> [Dataset records]:

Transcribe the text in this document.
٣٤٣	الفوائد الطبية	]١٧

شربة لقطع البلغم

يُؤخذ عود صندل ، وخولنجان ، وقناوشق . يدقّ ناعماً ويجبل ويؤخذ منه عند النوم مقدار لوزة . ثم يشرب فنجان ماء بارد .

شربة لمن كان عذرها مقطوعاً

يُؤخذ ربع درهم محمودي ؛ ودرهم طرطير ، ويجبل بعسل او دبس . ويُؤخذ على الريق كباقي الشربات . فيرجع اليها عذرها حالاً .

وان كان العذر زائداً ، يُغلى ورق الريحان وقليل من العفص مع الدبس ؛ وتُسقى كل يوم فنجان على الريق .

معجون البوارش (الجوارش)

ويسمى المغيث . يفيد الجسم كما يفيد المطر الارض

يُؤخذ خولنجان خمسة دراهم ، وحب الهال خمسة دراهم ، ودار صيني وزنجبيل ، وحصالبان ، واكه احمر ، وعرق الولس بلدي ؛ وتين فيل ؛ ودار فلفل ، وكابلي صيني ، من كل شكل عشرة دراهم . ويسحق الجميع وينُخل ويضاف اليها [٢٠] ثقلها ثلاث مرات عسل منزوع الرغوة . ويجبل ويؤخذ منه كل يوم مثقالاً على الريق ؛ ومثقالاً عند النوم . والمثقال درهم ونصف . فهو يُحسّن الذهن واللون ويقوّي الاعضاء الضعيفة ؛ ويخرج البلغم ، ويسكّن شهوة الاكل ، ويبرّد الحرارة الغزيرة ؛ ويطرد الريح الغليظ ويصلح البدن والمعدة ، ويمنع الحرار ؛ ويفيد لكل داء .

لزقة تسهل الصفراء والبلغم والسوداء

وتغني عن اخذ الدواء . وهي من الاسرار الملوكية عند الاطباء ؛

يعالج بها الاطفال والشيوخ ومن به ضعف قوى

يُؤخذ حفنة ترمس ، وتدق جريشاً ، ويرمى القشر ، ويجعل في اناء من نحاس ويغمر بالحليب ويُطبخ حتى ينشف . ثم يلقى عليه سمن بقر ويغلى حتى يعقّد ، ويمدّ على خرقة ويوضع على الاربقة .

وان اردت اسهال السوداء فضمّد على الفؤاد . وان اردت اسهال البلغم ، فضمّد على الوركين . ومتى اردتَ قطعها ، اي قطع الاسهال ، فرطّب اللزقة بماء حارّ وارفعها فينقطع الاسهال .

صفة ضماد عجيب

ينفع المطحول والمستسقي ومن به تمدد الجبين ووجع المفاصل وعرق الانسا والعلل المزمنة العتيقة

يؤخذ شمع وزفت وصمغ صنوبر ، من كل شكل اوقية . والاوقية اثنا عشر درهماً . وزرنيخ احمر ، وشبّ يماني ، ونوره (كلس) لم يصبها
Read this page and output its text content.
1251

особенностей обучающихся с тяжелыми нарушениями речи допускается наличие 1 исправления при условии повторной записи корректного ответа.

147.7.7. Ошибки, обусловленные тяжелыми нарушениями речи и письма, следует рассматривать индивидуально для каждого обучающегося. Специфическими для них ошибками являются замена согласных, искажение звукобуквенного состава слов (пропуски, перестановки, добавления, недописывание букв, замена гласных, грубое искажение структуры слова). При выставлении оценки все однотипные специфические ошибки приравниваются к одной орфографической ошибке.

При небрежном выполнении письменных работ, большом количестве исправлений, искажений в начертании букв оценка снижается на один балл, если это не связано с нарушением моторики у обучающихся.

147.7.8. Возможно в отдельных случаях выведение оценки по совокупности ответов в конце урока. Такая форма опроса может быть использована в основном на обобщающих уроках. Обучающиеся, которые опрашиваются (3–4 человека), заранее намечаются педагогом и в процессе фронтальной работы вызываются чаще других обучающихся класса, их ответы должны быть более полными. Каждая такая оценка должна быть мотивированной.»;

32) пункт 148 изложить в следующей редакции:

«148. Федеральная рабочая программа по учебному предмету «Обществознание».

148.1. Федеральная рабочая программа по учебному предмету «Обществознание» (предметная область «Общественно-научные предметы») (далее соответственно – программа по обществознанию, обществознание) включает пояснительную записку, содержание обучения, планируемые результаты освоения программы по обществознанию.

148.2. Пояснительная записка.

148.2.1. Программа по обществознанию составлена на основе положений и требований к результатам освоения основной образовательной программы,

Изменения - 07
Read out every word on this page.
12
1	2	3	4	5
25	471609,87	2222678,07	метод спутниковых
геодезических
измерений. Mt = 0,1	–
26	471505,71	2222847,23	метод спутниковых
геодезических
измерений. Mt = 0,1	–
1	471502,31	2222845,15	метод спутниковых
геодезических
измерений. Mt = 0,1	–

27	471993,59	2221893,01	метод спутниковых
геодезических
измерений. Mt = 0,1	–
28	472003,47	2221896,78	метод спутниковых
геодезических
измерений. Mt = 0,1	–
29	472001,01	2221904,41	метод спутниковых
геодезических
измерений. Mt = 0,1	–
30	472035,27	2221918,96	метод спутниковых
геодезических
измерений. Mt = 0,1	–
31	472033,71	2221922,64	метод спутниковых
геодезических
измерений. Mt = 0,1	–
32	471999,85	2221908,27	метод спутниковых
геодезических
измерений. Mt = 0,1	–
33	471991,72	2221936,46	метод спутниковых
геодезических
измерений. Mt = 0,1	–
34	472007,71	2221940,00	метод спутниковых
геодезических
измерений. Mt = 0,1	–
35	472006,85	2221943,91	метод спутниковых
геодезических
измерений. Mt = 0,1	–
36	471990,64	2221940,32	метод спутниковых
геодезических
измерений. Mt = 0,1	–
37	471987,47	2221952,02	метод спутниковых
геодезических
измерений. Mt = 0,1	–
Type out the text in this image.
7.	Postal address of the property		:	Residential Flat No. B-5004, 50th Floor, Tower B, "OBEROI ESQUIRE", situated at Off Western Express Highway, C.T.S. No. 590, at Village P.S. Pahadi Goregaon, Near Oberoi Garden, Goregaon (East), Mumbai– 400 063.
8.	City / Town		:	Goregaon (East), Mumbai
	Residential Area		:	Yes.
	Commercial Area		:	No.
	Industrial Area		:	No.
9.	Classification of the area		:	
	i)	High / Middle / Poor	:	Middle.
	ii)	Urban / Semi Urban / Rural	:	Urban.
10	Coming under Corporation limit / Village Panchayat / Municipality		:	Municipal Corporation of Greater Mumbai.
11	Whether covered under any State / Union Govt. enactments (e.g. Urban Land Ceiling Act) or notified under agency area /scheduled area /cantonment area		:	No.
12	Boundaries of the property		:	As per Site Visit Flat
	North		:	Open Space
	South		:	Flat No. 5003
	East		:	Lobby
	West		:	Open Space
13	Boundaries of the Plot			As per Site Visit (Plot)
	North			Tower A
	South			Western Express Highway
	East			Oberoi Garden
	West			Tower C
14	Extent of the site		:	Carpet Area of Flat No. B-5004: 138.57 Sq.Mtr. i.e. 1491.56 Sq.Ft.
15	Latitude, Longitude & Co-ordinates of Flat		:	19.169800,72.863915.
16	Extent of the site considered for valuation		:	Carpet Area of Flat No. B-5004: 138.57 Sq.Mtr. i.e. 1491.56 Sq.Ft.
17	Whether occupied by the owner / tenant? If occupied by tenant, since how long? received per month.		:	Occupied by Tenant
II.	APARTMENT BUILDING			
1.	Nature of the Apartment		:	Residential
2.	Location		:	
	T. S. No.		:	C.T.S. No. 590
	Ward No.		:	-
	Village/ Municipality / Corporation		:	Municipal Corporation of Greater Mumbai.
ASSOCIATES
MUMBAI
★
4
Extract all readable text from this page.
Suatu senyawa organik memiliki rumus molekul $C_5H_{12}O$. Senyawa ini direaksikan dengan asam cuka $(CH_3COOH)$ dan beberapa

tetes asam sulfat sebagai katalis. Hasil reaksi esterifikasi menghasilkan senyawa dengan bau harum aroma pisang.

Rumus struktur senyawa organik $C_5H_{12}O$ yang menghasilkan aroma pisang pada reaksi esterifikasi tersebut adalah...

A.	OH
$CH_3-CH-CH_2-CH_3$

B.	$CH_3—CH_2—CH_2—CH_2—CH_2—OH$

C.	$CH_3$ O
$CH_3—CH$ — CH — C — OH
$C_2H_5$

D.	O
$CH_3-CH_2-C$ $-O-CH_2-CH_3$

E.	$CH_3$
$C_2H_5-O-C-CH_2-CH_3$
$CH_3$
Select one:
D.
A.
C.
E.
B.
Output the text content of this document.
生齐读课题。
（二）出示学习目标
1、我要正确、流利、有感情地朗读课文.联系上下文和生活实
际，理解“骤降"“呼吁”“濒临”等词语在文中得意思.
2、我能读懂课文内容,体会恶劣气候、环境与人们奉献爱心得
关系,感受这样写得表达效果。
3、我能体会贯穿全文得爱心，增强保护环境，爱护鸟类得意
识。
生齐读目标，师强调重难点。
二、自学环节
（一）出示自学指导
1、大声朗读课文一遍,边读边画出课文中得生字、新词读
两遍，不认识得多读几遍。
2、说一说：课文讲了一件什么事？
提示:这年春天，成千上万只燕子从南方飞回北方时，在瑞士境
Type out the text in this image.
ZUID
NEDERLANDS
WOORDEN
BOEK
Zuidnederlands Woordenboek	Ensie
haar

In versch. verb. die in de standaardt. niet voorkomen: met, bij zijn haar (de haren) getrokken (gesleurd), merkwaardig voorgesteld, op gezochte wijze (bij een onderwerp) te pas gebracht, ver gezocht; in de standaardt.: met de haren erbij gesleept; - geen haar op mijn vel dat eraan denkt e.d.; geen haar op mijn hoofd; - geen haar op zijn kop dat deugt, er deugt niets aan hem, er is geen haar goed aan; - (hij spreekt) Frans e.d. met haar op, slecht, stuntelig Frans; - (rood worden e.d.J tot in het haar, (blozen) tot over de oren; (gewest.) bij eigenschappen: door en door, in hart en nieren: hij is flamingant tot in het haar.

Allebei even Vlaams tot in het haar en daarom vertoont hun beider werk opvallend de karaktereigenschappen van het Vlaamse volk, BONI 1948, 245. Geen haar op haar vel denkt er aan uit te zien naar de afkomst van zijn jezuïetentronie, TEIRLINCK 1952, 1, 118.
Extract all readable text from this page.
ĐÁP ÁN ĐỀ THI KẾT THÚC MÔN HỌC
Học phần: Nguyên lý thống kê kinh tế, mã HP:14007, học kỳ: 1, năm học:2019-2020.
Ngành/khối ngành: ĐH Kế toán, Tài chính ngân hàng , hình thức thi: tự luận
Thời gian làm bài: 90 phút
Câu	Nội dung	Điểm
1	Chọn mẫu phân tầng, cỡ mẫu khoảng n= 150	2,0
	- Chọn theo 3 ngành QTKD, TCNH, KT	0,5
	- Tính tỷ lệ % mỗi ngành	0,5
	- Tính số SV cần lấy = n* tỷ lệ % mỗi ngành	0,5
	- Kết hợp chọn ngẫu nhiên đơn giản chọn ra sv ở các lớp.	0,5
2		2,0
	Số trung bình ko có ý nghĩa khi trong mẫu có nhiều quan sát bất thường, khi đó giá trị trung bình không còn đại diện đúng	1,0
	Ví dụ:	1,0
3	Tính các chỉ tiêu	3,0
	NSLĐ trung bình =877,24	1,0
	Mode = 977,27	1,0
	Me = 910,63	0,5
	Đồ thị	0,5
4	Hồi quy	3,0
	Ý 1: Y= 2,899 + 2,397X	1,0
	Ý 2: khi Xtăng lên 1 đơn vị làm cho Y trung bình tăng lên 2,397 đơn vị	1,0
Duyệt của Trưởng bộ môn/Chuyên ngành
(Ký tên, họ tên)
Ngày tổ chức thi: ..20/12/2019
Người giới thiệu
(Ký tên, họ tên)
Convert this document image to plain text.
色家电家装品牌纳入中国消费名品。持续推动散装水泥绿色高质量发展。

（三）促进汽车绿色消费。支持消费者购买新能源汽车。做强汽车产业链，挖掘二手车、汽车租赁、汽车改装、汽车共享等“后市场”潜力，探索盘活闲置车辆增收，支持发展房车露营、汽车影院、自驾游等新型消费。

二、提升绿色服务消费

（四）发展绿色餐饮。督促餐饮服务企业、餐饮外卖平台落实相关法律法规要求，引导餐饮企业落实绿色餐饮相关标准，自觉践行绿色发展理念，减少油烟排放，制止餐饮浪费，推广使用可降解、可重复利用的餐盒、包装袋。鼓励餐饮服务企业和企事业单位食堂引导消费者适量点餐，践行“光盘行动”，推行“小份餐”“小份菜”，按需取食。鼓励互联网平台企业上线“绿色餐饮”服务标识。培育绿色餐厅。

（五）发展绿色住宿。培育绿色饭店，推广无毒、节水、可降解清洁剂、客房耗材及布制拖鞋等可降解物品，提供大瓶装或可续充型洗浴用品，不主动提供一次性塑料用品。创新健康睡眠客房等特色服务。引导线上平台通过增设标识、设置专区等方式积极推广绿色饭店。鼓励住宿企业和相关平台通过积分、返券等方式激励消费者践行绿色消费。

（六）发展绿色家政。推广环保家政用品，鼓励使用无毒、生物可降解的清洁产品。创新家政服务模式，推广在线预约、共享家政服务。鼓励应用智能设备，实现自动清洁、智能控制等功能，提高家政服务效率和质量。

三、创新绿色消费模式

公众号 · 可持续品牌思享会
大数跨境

> [Task to complete]: Check each line of the entries above for the word "Municipal". List the ones that have it.

> [Completed exercise]:
10	Coming under Corporation limit / Village Panchayat / Municipality		:	Municipal Corporation of Greater Mumbai.
	Village/ Municipality / Corporation		:	Municipal Corporation of Greater Mumbai.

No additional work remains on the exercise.